**TEXT EXCERPT**:
## BEGIN
RUCAIBox / RecBole

A unified, comprehensive and efficient recommendation library
https://recbole.io/
MIT License
3.42k stars 612 forks source link

Questions about optimization and efficiency #1855

Open SergeyPetrakov opened 1 year ago

SergeyPetrakov commented 1 year ago

Hello! Thank you for a such a great tool!

I have several questions on topics optimization and efficiency:

  1. Do I correctly understand that sparse matrix of user - item interaction is always done (in order to store information efficiently) If I correctly understand it is done inside function _create_sparse_matrix() inside data/dataset/dataset.py and it is always used inside inter_matrix and this inter_matrix is used inside methods like in recbole/model/general_recommender/lightgcn.py

self.interaction_matrix = dataset.inter_matrix(form="coo").astype(np.float32)

  1. Do I correctly understand that it is during training (while a running a command below) multiprocessing is turned on?
python run_recbole.py --model=GENERAL_MODEL --dataset=FOLDER_OF_MY_DATASET --config_files=test.yaml

And if I correctly understands this part of code is responsible for multiprocessing over many cores of my CPU inside file run_recbole.py:

import torch.multiprocessing as mp

        mp.spawn(
            run_recboles,
            args=(
                args.model,
                args.dataset,
                config_file_list,
                args.ip,
                args.port,
                args.world_size,
                args.nproc,
                args.group_offset,
            ),
            nprocs=args.nproc,
        )
## END
**PROBLEM DESCRIPTION**: Reproduce word for word the stretch of the RecBole thread from "Questions about optimization" through "a great tool!".

**ROWS**:
## BEGIN
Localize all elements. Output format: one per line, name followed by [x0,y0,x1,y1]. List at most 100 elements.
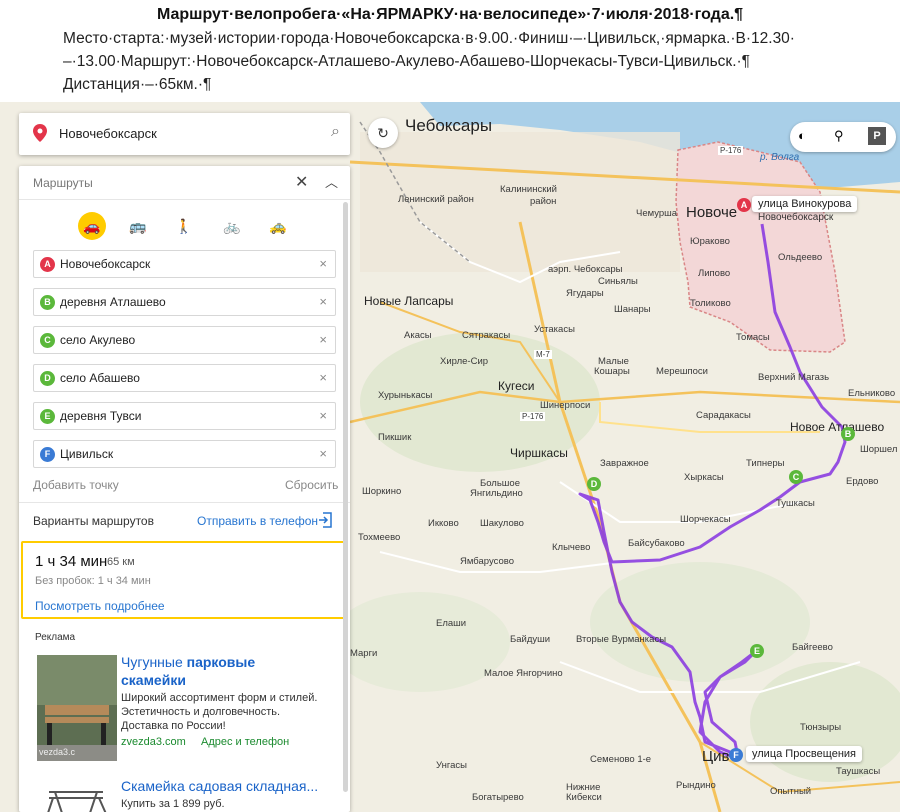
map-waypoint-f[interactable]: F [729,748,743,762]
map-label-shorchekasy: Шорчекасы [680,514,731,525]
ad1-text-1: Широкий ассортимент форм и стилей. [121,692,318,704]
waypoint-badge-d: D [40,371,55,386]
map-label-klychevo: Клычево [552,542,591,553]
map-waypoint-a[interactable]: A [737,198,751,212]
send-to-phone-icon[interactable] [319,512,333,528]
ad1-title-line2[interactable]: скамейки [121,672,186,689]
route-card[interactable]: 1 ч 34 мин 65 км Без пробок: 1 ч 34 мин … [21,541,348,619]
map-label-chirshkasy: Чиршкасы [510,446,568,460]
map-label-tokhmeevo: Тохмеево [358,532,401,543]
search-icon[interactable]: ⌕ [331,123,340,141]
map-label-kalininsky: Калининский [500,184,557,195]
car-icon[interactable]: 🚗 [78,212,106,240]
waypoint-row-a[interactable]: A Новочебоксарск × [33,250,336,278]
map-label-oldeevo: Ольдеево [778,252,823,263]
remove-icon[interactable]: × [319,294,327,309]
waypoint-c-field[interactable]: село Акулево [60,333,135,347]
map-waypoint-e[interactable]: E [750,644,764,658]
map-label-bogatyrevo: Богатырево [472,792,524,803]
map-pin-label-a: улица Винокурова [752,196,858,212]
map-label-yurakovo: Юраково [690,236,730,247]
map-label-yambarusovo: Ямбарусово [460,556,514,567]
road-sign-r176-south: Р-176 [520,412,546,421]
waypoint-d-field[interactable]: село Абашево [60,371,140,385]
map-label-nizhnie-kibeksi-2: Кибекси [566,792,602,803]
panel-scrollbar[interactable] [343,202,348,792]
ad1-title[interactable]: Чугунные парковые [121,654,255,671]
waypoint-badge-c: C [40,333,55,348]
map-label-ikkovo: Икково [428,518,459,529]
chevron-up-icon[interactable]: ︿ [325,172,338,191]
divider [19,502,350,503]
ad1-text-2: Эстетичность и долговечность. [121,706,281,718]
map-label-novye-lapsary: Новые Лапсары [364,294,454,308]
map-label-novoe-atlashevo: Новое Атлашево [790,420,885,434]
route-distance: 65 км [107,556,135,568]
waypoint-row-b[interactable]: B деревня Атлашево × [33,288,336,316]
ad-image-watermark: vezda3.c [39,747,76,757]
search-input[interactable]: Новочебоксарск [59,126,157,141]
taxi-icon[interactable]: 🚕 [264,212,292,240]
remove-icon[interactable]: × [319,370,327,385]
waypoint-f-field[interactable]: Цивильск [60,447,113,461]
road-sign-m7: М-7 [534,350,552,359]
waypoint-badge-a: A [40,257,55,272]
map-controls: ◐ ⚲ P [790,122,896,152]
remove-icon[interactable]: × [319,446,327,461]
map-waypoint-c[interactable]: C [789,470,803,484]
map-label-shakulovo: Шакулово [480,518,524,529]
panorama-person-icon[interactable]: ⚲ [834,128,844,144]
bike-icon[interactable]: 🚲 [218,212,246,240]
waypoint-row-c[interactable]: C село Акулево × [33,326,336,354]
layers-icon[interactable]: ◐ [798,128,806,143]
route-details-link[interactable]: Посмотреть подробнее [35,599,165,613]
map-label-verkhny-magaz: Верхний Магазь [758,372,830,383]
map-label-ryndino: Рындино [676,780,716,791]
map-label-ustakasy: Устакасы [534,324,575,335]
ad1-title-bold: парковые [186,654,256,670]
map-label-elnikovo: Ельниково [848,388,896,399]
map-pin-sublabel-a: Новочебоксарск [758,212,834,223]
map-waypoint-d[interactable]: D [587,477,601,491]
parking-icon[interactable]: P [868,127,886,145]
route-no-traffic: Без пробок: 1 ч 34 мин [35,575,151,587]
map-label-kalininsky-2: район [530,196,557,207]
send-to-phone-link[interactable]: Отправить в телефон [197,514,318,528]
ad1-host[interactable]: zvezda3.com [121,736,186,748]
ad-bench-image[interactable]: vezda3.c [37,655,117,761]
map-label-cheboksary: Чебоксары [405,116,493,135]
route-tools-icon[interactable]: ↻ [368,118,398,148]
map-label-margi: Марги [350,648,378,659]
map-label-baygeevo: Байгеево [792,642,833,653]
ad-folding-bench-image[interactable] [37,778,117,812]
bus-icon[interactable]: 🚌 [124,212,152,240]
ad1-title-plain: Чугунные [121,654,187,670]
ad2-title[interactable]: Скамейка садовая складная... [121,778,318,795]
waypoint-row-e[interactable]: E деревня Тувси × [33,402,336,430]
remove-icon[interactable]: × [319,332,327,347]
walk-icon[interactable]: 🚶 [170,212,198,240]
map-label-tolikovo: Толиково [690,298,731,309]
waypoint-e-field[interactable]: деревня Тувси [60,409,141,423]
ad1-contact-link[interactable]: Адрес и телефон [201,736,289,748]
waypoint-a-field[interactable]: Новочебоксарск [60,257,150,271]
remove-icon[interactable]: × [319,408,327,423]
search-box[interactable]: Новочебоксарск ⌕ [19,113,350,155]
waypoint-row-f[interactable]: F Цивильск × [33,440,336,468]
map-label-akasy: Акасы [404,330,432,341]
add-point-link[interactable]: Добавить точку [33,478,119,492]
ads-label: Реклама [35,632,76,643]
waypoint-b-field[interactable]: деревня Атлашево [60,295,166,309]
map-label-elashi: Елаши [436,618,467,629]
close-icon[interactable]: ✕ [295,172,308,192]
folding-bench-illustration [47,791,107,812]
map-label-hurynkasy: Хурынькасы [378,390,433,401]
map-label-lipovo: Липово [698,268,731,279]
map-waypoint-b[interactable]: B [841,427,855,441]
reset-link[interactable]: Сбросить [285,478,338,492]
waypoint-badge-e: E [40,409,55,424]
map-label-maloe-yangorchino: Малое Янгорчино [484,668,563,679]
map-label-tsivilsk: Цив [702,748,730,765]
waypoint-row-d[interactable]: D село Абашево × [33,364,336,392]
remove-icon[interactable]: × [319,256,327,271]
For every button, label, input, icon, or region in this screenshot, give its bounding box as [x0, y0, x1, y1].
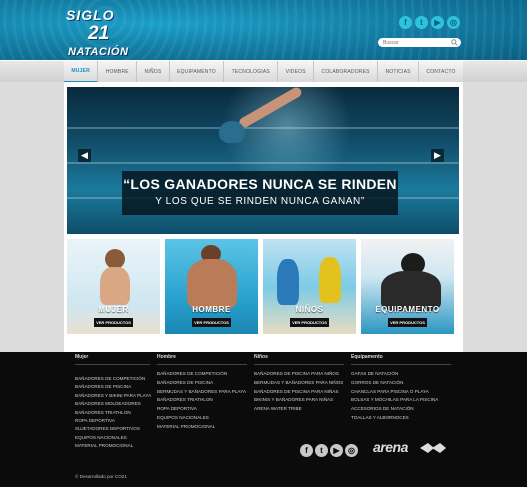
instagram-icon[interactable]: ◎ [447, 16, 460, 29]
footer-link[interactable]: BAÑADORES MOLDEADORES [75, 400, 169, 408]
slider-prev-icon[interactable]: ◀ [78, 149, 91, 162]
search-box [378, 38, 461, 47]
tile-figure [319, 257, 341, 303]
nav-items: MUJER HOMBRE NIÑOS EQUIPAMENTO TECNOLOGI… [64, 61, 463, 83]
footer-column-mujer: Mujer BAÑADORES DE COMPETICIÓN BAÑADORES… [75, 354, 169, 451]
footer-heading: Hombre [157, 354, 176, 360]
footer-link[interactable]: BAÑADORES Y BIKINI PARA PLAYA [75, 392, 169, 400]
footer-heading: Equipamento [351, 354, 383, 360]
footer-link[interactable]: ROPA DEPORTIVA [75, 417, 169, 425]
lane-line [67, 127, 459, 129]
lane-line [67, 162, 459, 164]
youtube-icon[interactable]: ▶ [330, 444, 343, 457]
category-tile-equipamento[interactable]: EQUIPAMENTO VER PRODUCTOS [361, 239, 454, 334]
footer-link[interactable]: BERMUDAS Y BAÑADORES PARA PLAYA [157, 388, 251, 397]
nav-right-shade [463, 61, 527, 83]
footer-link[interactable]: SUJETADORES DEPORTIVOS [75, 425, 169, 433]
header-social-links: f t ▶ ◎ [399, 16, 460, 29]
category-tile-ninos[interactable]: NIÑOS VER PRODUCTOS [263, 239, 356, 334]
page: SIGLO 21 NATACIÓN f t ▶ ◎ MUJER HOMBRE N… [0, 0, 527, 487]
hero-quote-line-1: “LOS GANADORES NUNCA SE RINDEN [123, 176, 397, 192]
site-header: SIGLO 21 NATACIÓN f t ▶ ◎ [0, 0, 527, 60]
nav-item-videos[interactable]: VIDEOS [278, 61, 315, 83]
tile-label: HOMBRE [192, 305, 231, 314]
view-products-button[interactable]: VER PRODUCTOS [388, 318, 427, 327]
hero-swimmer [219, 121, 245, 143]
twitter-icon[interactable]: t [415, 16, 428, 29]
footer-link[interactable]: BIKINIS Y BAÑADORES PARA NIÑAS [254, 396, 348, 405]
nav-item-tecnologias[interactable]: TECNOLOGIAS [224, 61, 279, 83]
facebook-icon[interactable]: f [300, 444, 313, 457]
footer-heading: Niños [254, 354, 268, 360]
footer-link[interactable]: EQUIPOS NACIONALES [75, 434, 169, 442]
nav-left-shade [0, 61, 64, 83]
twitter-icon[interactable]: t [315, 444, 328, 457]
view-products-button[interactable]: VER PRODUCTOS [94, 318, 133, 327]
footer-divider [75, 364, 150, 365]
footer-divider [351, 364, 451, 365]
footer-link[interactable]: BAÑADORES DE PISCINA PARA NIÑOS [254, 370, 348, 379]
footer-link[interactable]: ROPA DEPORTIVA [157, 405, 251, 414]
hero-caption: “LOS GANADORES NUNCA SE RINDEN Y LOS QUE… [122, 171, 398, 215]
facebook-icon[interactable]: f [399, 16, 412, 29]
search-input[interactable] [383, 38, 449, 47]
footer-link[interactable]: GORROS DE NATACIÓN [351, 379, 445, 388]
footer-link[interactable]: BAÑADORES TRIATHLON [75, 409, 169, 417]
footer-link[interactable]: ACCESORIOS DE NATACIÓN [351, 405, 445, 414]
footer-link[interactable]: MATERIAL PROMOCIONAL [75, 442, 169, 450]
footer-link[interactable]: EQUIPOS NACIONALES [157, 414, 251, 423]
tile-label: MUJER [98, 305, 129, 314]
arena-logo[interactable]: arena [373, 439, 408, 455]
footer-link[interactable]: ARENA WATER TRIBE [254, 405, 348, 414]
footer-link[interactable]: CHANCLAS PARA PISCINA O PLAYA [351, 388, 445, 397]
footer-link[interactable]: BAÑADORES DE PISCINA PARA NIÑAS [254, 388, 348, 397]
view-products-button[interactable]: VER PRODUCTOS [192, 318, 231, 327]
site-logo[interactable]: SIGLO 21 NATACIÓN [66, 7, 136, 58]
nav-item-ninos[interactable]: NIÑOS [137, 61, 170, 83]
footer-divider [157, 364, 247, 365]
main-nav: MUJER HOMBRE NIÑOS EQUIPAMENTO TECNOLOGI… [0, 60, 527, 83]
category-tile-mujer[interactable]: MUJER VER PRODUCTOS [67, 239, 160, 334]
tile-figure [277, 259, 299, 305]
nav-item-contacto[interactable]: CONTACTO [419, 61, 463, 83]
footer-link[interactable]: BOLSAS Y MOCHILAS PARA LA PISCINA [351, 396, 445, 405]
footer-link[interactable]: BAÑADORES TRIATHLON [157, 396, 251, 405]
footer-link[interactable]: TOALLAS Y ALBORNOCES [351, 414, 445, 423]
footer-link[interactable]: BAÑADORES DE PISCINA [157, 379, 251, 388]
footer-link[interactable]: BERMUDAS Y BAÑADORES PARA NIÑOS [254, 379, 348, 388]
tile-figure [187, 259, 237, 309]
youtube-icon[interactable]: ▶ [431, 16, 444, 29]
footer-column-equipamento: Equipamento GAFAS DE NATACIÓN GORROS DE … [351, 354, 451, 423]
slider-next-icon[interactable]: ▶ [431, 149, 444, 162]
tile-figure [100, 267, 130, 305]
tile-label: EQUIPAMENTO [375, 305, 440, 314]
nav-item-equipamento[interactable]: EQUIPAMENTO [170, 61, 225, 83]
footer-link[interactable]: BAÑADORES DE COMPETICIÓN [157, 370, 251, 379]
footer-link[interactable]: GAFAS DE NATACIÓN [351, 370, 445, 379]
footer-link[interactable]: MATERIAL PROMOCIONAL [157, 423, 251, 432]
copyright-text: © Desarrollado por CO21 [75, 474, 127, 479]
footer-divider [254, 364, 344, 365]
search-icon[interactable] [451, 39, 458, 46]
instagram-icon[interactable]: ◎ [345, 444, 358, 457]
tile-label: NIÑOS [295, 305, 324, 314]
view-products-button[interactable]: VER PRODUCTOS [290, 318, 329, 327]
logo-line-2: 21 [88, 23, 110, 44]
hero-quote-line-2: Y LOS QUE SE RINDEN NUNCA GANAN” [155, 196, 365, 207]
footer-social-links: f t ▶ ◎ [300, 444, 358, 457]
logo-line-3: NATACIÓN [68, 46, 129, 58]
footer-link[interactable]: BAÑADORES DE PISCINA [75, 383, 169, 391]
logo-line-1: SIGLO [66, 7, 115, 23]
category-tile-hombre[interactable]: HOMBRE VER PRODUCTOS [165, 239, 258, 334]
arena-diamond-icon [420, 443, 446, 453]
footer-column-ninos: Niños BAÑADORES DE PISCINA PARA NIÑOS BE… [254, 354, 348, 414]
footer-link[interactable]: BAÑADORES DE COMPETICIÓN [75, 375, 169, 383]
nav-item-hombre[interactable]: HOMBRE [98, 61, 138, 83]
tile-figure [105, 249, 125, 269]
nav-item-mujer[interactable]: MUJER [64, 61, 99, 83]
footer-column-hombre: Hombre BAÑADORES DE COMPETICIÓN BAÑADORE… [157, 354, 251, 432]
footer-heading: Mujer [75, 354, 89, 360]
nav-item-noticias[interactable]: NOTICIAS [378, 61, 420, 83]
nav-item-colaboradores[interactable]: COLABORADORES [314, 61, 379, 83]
## END
**SOLUTION**:
Questions about optimization and efficiency #1855

Open SergeyPetrakov opened 1 year ago

SergeyPetrakov commented 1 year ago

Hello! Thank you for a such a great tool!